<<<<
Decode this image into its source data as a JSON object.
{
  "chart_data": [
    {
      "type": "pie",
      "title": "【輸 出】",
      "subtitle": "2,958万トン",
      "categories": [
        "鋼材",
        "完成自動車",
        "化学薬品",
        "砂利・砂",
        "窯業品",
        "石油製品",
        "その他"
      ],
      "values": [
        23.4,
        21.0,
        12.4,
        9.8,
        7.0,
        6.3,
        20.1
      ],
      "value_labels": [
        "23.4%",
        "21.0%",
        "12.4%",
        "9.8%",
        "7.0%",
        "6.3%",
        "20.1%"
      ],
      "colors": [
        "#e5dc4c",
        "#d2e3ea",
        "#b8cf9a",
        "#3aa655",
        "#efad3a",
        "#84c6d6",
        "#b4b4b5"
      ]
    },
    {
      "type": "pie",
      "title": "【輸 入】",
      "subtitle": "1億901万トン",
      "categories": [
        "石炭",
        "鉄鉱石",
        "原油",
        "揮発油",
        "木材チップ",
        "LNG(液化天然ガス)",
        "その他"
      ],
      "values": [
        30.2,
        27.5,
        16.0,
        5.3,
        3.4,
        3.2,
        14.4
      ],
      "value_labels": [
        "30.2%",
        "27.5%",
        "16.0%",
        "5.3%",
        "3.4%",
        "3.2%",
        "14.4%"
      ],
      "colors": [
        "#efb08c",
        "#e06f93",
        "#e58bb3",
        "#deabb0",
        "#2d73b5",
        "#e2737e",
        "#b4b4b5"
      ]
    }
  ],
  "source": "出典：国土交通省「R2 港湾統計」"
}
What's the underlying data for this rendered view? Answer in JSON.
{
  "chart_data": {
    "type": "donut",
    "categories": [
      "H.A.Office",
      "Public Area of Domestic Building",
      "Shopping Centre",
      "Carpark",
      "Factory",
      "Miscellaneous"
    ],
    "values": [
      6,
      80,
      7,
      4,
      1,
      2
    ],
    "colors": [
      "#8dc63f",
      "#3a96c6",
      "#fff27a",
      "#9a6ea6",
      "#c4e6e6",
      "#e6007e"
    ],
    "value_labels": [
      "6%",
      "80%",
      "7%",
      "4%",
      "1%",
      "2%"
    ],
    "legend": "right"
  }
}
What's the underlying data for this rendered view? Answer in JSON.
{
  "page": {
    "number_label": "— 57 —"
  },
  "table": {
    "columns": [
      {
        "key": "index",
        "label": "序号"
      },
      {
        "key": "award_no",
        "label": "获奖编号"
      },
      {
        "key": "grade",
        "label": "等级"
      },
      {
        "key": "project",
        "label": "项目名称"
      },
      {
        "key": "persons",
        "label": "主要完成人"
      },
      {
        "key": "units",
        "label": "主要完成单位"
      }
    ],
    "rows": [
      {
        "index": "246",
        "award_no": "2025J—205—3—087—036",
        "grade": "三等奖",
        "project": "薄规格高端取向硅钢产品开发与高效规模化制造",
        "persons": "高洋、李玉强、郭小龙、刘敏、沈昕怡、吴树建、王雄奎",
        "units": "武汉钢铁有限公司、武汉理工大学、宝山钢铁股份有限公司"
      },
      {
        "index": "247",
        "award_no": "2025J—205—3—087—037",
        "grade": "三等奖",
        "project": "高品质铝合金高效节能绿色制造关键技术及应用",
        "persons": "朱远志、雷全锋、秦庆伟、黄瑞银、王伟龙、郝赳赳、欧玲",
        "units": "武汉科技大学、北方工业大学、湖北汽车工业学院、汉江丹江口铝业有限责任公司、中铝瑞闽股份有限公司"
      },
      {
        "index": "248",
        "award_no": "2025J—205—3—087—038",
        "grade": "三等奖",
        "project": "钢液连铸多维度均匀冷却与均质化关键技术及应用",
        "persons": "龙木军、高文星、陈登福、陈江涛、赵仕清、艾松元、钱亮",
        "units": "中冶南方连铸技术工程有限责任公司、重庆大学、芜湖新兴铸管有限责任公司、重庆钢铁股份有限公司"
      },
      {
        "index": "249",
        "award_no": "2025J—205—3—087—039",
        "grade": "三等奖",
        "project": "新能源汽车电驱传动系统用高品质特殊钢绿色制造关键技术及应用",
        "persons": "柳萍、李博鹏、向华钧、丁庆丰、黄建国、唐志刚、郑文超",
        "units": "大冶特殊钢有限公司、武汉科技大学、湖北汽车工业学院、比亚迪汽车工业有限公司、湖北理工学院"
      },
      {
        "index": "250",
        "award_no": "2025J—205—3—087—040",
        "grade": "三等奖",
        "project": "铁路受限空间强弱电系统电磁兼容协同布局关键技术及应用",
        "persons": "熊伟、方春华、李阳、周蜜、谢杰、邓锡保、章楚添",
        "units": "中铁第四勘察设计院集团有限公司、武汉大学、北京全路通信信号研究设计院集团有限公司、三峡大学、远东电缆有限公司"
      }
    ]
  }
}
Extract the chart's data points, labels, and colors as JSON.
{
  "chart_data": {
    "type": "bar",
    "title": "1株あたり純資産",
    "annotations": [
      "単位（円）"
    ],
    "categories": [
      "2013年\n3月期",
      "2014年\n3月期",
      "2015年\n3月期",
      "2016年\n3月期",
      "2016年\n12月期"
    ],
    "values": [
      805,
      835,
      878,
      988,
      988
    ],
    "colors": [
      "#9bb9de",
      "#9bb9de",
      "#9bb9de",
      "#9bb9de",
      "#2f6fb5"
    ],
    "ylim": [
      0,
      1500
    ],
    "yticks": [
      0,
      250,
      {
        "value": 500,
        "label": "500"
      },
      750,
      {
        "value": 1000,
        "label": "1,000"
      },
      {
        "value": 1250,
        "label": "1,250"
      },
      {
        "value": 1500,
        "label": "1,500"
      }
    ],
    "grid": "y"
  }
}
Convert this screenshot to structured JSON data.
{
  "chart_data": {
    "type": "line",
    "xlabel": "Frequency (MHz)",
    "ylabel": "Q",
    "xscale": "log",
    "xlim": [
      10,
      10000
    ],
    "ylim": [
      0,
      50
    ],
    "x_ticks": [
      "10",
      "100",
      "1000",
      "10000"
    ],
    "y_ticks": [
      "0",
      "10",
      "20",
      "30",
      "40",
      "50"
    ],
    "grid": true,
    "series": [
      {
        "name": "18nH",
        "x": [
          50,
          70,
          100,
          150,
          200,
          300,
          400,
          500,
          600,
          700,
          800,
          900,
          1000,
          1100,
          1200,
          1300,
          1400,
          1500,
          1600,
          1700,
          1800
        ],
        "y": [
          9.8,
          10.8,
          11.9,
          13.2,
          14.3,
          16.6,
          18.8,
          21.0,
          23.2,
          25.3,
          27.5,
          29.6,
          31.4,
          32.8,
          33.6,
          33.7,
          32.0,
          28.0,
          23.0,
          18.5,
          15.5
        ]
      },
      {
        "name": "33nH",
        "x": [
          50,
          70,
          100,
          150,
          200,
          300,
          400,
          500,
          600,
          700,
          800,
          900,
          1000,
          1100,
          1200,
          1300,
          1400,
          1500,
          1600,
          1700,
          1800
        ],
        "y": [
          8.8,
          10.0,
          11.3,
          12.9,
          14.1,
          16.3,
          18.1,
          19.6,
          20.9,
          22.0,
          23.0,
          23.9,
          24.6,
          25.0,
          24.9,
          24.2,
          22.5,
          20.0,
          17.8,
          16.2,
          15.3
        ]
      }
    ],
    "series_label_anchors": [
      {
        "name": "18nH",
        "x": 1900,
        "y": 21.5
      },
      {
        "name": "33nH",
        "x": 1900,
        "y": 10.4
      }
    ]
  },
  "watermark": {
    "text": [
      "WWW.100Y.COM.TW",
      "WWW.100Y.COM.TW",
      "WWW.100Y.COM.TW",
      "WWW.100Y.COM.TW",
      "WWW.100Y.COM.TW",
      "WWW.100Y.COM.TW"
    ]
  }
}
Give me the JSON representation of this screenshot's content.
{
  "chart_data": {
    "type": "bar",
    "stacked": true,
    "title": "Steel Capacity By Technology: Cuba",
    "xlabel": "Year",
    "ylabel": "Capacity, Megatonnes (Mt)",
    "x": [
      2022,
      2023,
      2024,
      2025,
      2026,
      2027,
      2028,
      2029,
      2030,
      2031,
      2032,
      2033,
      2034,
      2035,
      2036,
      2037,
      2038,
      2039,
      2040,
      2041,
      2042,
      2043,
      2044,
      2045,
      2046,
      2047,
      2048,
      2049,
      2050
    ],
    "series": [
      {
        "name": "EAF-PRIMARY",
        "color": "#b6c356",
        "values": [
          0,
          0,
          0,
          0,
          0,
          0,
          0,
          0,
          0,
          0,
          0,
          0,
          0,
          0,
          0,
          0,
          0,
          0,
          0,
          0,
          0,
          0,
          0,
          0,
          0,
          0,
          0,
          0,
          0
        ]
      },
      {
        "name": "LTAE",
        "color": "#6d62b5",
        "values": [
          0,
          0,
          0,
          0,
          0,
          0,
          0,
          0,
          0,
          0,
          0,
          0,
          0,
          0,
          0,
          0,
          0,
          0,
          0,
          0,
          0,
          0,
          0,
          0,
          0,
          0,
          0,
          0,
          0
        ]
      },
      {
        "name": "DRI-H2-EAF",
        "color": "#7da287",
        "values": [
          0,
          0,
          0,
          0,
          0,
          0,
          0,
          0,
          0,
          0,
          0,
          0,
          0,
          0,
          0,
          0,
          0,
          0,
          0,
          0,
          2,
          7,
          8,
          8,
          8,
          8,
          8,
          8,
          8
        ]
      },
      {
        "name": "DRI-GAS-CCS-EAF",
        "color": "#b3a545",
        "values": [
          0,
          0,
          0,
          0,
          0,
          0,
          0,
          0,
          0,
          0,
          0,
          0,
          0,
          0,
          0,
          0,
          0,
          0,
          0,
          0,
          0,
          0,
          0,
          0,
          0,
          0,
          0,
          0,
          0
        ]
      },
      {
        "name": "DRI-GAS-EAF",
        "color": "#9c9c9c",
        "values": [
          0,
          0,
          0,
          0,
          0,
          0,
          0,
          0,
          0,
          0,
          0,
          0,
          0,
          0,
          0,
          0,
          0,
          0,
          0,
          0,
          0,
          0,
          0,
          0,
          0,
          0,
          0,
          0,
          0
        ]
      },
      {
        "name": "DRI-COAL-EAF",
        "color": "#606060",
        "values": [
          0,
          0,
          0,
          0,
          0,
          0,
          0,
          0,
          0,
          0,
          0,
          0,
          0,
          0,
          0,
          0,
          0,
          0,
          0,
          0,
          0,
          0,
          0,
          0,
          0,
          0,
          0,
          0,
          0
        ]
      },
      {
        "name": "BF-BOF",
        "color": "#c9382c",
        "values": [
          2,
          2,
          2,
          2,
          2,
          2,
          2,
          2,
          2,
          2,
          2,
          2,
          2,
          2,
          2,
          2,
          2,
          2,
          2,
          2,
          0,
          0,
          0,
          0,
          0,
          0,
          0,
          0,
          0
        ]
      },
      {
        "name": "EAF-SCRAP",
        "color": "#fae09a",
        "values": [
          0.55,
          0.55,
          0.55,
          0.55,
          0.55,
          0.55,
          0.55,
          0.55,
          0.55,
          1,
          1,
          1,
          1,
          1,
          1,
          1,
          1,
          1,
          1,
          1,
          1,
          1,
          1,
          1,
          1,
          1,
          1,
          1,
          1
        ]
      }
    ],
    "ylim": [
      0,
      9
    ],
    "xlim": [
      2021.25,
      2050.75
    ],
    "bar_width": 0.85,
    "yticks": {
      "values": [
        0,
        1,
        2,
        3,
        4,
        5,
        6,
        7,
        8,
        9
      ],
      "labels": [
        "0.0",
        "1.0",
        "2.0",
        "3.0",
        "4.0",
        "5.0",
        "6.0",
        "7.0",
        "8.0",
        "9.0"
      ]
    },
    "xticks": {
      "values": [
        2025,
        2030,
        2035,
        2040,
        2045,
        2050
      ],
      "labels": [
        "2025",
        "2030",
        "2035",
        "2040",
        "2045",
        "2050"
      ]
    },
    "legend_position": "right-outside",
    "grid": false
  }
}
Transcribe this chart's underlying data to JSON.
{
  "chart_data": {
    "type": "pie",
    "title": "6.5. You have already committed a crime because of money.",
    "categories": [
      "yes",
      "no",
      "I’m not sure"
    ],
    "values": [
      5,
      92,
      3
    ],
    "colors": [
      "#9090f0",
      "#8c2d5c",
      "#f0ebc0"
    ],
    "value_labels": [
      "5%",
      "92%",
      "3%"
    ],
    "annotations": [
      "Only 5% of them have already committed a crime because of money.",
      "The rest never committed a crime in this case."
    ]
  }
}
>>>>
What needs to be done:
Pick out each line containing the string "committed" and copy it.

Task answer:
    "title": "6.5. You have already committed a crime because of money.",
      "Only 5% of them have already committed a crime because of money.",
      "The rest never committed a crime in this case."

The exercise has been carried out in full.